■ TASK OBJECTIVE: Reproduce the entries in full, with no changes.

■ RECORDS FOR THE TASK:
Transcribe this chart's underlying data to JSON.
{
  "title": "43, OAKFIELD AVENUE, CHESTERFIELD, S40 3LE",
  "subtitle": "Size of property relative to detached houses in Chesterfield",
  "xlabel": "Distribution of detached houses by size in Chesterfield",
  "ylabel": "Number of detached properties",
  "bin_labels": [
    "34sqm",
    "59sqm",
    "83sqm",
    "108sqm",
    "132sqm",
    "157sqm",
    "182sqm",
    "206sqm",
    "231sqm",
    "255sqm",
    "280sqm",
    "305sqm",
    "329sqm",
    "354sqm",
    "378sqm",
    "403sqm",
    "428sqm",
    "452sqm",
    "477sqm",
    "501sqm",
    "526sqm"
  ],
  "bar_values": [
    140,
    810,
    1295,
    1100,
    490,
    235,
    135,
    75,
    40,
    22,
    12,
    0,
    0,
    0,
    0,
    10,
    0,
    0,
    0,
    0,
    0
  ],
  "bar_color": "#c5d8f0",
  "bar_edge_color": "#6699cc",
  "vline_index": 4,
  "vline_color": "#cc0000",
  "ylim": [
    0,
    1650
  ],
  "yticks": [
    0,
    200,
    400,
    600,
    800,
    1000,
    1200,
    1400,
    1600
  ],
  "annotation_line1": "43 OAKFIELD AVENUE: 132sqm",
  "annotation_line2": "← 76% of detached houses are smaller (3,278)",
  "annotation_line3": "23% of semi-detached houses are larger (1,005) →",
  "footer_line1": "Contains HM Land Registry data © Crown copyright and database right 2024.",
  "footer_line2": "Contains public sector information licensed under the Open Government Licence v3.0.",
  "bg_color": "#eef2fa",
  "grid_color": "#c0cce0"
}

■ RESPONSE TO THIS TASK:
Transcribe this chart's underlying data to JSON.
{
  "title": "43, OAKFIELD AVENUE, CHESTERFIELD, S40 3LE",
  "subtitle": "Size of property relative to detached houses in Chesterfield",
  "xlabel": "Distribution of detached houses by size in Chesterfield",
  "ylabel": "Number of detached properties",
  "bin_labels": [
    "34sqm",
    "59sqm",
    "83sqm",
    "108sqm",
    "132sqm",
    "157sqm",
    "182sqm",
    "206sqm",
    "231sqm",
    "255sqm",
    "280sqm",
    "305sqm",
    "329sqm",
    "354sqm",
    "378sqm",
    "403sqm",
    "428sqm",
    "452sqm",
    "477sqm",
    "501sqm",
    "526sqm"
  ],
  "bar_values": [
    140,
    810,
    1295,
    1100,
    490,
    235,
    135,
    75,
    40,
    22,
    12,
    0,
    0,
    0,
    0,
    10,
    0,
    0,
    0,
    0,
    0
  ],
  "bar_color": "#c5d8f0",
  "bar_edge_color": "#6699cc",
  "vline_index": 4,
  "vline_color": "#cc0000",
  "ylim": [
    0,
    1650
  ],
  "yticks": [
    0,
    200,
    400,
    600,
    800,
    1000,
    1200,
    1400,
    1600
  ],
  "annotation_line1": "43 OAKFIELD AVENUE: 132sqm",
  "annotation_line2": "← 76% of detached houses are smaller (3,278)",
  "annotation_line3": "23% of semi-detached houses are larger (1,005) →",
  "footer_line1": "Contains HM Land Registry data © Crown copyright and database right 2024.",
  "footer_line2": "Contains public sector information licensed under the Open Government Licence v3.0.",
  "bg_color": "#eef2fa",
  "grid_color": "#c0cce0"
}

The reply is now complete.